- **Data listing**
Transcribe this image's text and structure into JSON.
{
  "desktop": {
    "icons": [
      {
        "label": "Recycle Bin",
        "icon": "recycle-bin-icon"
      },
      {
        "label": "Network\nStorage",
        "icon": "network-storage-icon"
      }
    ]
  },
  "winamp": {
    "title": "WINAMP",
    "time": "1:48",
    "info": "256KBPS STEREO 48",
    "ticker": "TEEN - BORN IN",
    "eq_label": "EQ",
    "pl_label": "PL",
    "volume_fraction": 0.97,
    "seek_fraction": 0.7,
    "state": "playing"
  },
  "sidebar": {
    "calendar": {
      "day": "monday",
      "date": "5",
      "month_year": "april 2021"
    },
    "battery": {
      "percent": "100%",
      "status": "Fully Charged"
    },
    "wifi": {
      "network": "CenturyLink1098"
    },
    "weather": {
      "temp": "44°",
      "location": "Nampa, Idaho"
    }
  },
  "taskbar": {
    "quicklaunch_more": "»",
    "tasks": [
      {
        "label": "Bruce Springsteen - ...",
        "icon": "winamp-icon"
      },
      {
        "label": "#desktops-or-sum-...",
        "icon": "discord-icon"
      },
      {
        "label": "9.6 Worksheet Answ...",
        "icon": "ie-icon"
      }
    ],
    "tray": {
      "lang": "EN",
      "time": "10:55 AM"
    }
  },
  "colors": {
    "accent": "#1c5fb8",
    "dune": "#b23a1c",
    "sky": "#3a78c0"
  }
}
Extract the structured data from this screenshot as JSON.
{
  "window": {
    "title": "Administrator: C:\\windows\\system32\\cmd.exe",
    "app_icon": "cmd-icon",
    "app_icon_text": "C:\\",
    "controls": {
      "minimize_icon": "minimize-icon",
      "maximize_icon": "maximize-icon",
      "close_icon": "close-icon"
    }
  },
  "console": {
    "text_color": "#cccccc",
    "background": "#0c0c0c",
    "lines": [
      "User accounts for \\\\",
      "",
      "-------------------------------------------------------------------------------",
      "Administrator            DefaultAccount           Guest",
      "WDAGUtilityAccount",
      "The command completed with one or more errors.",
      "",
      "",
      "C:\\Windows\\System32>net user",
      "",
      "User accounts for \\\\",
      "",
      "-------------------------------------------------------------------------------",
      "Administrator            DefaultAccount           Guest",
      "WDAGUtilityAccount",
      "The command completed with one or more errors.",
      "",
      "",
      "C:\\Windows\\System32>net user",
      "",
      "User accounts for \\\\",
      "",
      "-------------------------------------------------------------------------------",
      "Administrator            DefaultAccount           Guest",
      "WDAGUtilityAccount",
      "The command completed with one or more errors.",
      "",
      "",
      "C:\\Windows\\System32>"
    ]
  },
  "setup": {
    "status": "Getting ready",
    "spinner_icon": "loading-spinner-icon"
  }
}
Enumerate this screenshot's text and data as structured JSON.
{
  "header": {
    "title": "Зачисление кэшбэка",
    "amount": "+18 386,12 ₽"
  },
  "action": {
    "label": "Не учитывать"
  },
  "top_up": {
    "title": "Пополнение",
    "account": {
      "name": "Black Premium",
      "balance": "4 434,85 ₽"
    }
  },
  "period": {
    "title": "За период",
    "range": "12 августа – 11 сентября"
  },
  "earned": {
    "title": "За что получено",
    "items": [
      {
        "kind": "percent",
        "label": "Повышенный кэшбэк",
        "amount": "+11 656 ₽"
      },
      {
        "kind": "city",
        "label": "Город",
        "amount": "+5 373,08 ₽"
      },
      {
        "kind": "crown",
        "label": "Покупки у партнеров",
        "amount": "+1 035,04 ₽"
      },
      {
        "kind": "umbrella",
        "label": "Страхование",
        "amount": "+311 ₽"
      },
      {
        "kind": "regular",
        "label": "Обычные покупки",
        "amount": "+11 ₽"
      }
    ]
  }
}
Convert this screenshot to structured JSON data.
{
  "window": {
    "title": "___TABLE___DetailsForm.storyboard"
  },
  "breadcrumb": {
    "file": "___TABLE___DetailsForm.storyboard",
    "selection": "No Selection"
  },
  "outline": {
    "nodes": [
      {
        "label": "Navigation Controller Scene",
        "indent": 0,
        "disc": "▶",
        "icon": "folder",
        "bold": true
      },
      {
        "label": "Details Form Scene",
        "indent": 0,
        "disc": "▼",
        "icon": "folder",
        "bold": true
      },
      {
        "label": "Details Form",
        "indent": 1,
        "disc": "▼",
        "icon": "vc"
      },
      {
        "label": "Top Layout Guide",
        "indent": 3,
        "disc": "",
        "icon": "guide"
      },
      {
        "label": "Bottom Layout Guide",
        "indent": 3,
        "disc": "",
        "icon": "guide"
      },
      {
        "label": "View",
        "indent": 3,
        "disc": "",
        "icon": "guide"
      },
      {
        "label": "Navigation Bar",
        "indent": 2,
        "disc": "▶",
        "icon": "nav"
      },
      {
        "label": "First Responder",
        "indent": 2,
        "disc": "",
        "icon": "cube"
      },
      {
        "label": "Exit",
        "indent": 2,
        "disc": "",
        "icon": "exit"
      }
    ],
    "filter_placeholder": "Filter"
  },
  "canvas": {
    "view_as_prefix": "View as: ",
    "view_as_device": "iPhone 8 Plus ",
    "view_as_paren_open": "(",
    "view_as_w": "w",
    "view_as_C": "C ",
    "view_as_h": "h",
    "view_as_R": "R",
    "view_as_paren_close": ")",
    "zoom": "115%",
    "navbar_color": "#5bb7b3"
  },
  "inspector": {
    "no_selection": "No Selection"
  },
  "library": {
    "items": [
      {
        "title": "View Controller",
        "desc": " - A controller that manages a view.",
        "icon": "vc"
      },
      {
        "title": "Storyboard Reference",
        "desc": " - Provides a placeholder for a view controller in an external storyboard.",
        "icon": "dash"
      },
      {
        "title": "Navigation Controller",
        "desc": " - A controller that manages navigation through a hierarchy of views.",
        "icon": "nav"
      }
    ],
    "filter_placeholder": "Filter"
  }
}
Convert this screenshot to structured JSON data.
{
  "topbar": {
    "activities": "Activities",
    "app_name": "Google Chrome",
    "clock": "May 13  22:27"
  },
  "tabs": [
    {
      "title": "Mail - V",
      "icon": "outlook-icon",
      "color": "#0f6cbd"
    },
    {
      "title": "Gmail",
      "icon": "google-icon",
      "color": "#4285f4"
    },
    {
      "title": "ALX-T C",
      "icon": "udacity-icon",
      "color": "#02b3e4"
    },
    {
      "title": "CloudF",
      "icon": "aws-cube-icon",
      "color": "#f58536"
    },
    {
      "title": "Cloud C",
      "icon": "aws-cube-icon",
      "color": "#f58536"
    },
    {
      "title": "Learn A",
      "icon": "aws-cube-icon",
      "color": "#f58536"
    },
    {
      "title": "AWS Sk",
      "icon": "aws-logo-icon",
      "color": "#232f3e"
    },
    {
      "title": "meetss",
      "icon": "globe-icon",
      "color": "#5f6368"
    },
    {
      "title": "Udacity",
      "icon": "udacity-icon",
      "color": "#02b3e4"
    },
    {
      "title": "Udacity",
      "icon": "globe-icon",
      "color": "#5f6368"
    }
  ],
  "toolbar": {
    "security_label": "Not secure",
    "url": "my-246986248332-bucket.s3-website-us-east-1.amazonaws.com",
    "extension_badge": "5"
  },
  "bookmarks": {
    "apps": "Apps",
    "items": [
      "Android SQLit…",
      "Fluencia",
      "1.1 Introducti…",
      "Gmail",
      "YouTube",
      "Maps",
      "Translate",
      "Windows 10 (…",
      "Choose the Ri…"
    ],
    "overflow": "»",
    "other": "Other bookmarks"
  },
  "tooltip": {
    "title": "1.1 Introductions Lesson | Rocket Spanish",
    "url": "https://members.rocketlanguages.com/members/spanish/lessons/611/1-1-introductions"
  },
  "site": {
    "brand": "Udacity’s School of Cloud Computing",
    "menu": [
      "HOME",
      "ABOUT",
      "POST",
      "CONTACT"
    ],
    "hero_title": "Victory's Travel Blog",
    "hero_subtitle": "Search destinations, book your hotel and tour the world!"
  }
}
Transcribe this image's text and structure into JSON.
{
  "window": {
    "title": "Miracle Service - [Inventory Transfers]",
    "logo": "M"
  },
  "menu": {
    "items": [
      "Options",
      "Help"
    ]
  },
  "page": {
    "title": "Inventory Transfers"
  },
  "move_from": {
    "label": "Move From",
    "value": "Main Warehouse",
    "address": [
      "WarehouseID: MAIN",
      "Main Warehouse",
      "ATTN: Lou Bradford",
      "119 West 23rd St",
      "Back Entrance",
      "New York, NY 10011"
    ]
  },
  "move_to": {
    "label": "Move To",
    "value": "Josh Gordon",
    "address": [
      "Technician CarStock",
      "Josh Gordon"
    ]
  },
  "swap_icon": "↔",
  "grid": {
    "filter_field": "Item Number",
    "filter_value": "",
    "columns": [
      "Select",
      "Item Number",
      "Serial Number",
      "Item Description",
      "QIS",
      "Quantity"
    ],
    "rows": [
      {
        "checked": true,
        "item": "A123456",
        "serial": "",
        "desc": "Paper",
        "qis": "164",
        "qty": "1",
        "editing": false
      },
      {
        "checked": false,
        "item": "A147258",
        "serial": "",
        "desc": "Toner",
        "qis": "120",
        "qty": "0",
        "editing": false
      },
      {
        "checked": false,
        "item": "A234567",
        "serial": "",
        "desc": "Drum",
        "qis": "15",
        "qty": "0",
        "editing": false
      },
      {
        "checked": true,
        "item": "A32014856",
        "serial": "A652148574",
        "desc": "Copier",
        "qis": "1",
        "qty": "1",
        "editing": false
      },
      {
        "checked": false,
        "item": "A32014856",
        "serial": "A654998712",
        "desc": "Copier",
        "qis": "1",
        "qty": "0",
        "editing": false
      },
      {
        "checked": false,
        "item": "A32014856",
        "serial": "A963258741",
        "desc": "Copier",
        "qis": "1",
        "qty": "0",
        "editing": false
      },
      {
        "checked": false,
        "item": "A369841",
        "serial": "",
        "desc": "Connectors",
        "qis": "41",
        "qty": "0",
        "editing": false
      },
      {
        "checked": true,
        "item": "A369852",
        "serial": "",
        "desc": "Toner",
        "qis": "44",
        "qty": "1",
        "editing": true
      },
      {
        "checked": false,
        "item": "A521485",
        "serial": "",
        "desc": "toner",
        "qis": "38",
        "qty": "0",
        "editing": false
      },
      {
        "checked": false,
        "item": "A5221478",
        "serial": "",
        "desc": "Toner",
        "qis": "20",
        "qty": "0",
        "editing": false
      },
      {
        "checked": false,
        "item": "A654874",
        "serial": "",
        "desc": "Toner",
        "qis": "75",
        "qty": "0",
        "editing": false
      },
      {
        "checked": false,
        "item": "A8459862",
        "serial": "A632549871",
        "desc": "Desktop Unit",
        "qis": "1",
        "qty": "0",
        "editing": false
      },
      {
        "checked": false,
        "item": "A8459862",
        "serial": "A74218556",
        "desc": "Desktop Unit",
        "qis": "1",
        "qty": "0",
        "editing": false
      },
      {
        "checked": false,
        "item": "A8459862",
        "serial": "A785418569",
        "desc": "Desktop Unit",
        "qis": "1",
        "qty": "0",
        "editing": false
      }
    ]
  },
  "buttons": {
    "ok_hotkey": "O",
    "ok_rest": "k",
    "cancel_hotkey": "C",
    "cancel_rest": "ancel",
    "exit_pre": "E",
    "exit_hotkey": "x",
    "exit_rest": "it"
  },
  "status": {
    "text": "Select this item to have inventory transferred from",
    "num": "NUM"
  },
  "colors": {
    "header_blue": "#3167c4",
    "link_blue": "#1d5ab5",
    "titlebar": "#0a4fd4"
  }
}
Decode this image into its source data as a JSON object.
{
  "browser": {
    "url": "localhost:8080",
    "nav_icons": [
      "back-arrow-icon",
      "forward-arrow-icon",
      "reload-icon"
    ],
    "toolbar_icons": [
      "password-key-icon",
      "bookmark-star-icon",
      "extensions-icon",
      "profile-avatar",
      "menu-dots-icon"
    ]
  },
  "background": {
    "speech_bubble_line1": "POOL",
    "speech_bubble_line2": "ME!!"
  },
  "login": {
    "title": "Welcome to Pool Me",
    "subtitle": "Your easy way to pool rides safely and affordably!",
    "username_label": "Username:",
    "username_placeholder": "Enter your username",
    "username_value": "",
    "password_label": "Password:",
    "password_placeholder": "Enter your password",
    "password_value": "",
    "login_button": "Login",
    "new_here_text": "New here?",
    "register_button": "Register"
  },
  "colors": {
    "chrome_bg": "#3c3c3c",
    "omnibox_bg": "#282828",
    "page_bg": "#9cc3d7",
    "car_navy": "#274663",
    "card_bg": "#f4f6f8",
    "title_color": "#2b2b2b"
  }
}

- **Task details**
Pick out every line of the listing containing the word "that", and show those lines.

- **Result of the exercise**
        "desc": " - A controller that manages a view.",
        "desc": " - A controller that manages navigation through a hierarchy of views.",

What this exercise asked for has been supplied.